» **Texte source**
____

Le nouveau plan d’éducation artistique et culture.

Le 17 septembre 2018 est la date qui marque le lancement du nouveau plan pour l’éducation artistique et culturelle en France, pour les enfants de 3 à 18 ans, c’est-à-dire de leur entrée en école maternelle jusqu’à l’octroi du Pass culture. Considérant l’école comme l’instance de socialisation aux arts et à la culture la plus importante, pour éviter les fractures et injustices sociales, la désormais ex-ministre de la Culture Françoise Nyssen et le ministre de l’Education nationale Jean-Michel Blanquer ont proposé ce plan dont la mise en oeuvre effective est prévue pour la rentrée 2019. Un article tiré de notre revue de presse et issu du journal Le Monde nous rappelle que depuis vingt ans, l’éducation artistique et culturelle représente une priorité pour les Ministères de la Culture et de l’Education nationale.

____

» **Données fournies**
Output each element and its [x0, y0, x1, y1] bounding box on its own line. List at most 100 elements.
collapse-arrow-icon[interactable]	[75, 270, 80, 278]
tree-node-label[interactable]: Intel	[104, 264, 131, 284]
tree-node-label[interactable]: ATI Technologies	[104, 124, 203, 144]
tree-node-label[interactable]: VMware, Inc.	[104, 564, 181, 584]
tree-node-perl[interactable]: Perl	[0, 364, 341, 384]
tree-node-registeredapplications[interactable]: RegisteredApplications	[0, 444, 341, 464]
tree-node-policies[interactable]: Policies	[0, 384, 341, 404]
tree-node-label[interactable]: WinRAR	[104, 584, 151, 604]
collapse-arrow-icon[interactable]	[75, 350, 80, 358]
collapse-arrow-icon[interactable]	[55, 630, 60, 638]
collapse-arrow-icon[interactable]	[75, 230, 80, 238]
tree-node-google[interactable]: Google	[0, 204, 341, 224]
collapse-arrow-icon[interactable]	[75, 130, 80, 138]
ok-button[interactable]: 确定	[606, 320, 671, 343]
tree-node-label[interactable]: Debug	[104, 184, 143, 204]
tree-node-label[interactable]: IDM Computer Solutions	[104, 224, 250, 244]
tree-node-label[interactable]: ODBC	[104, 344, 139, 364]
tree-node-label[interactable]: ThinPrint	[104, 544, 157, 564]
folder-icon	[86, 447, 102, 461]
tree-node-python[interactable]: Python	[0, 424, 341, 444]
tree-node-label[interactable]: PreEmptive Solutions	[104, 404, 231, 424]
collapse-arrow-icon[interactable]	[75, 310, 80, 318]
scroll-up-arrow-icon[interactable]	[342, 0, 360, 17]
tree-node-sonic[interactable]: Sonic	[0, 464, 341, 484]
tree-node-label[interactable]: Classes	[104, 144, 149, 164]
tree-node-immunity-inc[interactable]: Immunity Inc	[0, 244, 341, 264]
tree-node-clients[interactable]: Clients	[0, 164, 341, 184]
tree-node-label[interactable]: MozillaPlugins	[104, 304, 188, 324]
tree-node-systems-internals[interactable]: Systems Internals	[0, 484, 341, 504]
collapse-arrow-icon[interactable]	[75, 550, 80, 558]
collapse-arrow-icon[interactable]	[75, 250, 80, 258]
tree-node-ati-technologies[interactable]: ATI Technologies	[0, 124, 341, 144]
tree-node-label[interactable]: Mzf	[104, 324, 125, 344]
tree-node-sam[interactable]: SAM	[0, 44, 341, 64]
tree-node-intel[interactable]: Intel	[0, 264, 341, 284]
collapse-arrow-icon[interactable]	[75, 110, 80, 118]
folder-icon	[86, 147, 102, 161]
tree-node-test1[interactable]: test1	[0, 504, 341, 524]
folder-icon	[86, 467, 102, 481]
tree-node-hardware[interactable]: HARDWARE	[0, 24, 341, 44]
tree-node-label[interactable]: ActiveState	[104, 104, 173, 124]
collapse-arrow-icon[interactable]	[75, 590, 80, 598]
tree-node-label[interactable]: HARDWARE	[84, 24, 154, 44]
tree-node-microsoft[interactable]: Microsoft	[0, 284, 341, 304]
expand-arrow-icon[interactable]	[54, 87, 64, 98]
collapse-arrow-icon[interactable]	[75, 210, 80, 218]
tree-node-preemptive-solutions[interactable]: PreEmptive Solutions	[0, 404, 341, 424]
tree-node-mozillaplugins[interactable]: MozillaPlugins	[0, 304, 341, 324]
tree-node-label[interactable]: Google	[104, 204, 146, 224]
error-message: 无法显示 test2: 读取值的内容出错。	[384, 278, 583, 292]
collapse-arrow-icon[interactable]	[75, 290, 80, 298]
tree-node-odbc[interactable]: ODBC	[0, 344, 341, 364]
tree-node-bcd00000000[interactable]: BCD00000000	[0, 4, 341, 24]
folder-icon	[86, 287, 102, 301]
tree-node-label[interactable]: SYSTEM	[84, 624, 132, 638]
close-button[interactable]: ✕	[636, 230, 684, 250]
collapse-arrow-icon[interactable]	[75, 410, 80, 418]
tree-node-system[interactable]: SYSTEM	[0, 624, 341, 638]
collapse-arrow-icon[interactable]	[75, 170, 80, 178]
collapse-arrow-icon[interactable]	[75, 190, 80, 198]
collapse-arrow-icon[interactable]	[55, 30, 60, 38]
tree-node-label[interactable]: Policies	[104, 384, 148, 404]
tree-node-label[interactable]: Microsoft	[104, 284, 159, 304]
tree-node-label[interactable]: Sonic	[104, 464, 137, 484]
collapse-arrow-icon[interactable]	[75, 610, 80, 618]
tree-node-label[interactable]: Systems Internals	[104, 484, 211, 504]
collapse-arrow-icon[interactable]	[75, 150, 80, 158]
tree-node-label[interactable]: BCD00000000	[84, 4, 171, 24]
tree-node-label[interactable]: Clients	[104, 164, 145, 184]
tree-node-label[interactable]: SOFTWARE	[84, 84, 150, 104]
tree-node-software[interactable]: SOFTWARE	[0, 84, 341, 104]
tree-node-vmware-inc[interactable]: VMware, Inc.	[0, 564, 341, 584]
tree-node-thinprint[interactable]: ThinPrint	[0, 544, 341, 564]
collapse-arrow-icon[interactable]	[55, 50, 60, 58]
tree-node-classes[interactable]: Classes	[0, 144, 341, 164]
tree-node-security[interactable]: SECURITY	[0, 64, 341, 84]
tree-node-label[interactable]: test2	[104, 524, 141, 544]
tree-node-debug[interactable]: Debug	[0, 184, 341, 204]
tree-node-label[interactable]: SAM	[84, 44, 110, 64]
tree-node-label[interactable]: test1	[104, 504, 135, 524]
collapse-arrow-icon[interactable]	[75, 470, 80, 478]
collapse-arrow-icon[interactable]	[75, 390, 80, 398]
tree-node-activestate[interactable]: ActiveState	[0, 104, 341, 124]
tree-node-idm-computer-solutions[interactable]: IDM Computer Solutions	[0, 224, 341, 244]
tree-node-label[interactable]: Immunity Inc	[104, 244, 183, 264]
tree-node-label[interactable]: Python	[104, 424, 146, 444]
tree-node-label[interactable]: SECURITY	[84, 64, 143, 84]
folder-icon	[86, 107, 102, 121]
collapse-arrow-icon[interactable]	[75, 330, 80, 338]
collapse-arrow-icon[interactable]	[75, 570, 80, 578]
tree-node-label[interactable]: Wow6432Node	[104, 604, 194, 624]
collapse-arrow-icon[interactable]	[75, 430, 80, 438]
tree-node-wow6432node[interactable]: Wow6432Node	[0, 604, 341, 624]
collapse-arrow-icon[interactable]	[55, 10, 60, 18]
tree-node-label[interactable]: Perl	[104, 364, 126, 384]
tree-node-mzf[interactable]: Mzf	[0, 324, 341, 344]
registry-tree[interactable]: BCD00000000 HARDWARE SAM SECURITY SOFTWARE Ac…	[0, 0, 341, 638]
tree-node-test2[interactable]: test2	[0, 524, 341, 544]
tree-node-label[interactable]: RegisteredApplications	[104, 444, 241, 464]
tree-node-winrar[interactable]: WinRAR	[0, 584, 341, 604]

____

» **Consigne A**
Réponds à ces questions d'après le texte source :
(i) Quelle date marque le lancement du nouveau plan pour l'éducation artistique et culturelle ?
(ii) Pour quelle rentrée la mise en oeuvre effective du plan est-elle prévue ?
(iii) De quel journal est issu l'article tiré de la revue de presse ?
» **Consigne B**
Réécris en liste JSON de chaînes, à raison d'une chaîne par ligne, tout ce qui va du début des lignes des données fournies jusqu'à la ligne contenant "264, 131, 284]", celle-ci comprise.

» **Réponse A**
(i) Le 17 septembre 2018.
(ii) La rentrée 2019.
(iii) Le Monde.

» **Réponse B**
[
  "Output each element and its [x0, y0, x1, y1] bounding box on its own line. List at most 100 elements.",
  "collapse-arrow-icon[interactable]\t[75, 270, 80, 278]",
  "tree-node-label[interactable]: Intel\t[104, 264, 131, 284]"
]